READING PASSAGE.
####################

Re: strcpy versus strncpy

Mark Whitis (whitis@dbd.com)
Wed, 04 Mar 1998 16:48:03 -0500

On Tue, 3 Mar 1998, Chris L. Mason wrote:
> What's wrong with using the following (I got the idea from some of
> Stevens' code)?
>
> char *sstrcpy(char *dst, size_t n, const char *src) {
> if (strlen(src) > (n - 1)) {
> errno = ENOSPC;
> return NULL;
> }
>
> strcpy(dst, src);
> dst[n - 1] = '\0';
>
> return dst;
> }

Note: This is a long message which discusses strncpy() at length
and includes a new, improved, lemon-scented version.

As you point out, it is not multithread safe and there is no
good reason this has to be the case. But there is a more
serious problem which will manifest itself if you are not
extremely carefull to always check the errno and never
use the result if errno is set.

This, and at least one other code example posted here have
a serious flaw: in the event of a buffer overflow, they
fail to terminate the string (at zero length).
If the calling function ever forgets to check for an error
before using the result (or uses the result even though
it checked for an error), you will get a surprise: either
you will get an old value or you will get a garbage value
which may result in buffer overflows or segment faults elsewhere.

####################

PROBLEMS AND TASKS.
1) Recast the paragraph that begins "This, and at least one other code example" from the strcpy versus strncpy post as a short bulleted list that keeps its main facts.
2) Write the next part of the strcpy versus strncpy post, starting right after its final sentence.

####################

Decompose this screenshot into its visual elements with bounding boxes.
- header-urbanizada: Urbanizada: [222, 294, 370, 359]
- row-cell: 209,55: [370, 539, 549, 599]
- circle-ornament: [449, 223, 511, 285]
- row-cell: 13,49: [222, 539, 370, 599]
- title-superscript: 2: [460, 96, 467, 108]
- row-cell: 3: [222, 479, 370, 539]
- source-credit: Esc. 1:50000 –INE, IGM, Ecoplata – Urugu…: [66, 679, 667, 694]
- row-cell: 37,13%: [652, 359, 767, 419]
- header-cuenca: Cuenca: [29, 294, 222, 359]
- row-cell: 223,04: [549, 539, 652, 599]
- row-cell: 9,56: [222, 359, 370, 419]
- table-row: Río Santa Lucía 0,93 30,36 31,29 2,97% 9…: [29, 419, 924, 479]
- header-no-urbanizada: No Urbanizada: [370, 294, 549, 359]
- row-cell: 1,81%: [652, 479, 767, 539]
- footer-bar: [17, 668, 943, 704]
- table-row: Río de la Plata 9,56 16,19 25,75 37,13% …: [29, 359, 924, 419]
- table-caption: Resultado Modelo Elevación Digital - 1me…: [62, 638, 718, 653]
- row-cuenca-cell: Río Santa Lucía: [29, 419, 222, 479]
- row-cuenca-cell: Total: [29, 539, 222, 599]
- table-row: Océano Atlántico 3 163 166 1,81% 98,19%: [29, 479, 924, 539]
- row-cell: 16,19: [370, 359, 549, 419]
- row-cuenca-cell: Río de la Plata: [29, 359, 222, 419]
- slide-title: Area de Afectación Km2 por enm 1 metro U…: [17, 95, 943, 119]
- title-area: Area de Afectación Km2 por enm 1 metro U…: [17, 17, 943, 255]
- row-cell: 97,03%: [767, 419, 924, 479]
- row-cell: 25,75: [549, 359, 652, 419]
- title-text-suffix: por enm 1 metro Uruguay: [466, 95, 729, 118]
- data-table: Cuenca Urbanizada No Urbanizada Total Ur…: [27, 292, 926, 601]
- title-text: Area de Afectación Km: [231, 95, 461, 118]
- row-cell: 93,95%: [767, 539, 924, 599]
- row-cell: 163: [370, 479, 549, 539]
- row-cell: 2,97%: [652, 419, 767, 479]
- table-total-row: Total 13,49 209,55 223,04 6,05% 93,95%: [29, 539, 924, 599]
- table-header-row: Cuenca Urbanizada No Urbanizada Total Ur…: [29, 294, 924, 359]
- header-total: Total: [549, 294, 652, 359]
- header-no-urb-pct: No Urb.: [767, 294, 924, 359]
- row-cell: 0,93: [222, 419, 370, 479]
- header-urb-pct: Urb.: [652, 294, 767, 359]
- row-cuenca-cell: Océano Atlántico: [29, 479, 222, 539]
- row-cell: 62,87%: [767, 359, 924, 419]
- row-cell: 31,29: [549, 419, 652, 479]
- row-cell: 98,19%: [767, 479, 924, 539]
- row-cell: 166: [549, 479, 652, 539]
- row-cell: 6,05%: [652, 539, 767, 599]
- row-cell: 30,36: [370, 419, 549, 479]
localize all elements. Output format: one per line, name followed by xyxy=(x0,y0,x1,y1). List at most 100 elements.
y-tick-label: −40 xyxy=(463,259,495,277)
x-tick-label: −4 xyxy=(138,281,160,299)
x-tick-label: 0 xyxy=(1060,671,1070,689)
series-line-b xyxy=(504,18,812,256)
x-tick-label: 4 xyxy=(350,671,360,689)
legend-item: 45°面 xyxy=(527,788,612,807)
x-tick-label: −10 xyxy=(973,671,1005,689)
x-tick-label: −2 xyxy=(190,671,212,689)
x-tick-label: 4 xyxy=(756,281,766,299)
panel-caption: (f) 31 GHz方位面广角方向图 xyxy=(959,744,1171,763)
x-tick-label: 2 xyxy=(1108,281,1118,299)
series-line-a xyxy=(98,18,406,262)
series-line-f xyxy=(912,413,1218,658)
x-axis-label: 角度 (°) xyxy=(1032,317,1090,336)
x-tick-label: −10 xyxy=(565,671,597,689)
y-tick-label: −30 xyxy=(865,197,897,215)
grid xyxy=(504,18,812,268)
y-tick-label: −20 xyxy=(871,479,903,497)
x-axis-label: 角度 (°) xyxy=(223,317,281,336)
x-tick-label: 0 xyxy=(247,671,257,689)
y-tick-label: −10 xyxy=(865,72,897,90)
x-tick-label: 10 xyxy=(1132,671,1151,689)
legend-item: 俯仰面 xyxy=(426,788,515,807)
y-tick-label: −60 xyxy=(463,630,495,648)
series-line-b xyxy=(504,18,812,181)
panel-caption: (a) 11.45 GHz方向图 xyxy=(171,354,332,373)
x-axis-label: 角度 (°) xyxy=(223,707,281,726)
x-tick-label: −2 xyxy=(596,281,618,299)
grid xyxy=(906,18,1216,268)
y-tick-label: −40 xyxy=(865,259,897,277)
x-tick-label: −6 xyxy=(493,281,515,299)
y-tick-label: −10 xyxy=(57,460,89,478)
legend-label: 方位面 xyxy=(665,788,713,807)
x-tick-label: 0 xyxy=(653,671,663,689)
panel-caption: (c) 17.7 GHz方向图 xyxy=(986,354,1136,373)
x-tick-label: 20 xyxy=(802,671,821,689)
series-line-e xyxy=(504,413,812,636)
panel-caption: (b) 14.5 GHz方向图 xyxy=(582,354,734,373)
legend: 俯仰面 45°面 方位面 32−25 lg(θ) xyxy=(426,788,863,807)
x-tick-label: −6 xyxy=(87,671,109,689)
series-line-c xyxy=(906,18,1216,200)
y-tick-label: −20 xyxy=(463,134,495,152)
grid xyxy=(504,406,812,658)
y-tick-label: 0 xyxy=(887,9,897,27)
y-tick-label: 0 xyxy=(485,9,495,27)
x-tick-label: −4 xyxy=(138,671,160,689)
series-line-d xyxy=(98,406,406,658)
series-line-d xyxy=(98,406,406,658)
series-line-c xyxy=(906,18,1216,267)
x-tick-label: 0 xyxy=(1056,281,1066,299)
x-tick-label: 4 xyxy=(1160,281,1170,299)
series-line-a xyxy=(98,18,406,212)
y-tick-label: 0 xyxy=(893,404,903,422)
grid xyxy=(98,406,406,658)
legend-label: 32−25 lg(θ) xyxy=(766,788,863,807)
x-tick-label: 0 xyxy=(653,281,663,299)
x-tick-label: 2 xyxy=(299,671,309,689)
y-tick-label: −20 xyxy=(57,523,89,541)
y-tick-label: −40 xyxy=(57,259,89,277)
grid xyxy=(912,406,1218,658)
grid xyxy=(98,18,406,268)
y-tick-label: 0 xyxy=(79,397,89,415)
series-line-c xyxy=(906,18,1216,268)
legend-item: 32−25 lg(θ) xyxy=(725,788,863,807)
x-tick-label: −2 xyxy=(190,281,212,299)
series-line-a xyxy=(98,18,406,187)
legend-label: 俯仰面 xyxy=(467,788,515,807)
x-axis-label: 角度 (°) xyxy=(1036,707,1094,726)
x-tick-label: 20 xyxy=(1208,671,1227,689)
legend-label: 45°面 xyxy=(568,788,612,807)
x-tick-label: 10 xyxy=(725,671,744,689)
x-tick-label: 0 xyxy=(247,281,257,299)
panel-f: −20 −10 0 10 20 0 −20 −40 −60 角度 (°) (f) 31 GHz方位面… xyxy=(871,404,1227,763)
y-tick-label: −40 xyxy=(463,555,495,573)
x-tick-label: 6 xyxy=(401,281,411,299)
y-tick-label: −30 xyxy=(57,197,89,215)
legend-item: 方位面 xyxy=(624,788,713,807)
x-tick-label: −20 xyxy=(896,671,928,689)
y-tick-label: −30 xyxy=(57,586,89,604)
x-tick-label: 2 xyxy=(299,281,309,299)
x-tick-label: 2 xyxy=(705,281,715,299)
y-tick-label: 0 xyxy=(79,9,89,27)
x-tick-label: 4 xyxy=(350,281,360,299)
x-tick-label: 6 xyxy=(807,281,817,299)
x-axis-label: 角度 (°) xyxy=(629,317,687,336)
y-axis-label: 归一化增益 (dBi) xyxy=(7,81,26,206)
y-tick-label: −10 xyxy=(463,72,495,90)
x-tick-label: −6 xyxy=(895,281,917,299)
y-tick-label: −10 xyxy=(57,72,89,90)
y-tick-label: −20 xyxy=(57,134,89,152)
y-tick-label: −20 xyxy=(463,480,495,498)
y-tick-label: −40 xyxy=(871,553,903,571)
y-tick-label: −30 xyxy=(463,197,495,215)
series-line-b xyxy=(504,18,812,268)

####################

SET OF ANSWERS.
1)
- This example and at least one other posted here share a serious flaw.
- After a buffer overflow, they fail to terminate the string at zero length.
- A caller that skips the error check, or uses the result despite checking, gets a surprise:
  - an old value, or
  - a garbage value that may cause buffer overflows or segment faults elsewhere.

2)
Even if you do check the return code, it is easy for situations
to creep in where the value is still used for some purposes later.

Almost all string functions should poke a zero into the first
byte of the return string as long as two conditions are met: the
pointer is not null and the string length is greater than zero.
I sometimes do this at the very beginning along with copy
routines that always add a zero after each byte copied; this
insures that the string will always be valid even if the
function ends or if the value is looked at from another thread
(although you should never rely on the value being valid
unless you have taken precautions to insure against
simultaneous access).

Also, many string functions are much friendlier if they treat
a NULL pointer the same as a null string for source values.
In some cases, this friendly behavior might let something slip
through but I think it is best to save the programmer from unneccessary
busy work so they have time to solve the more serious problems.
For example:
safe_strncpy(tmpdir,getenv("TEMP"),sizeof(tmpdir));
In those few cases where a null string is undesirable, you should
check for it explictly since it could result from other causes anyway.

A good string copy should:
- check for zero length on destination string
options:
assert()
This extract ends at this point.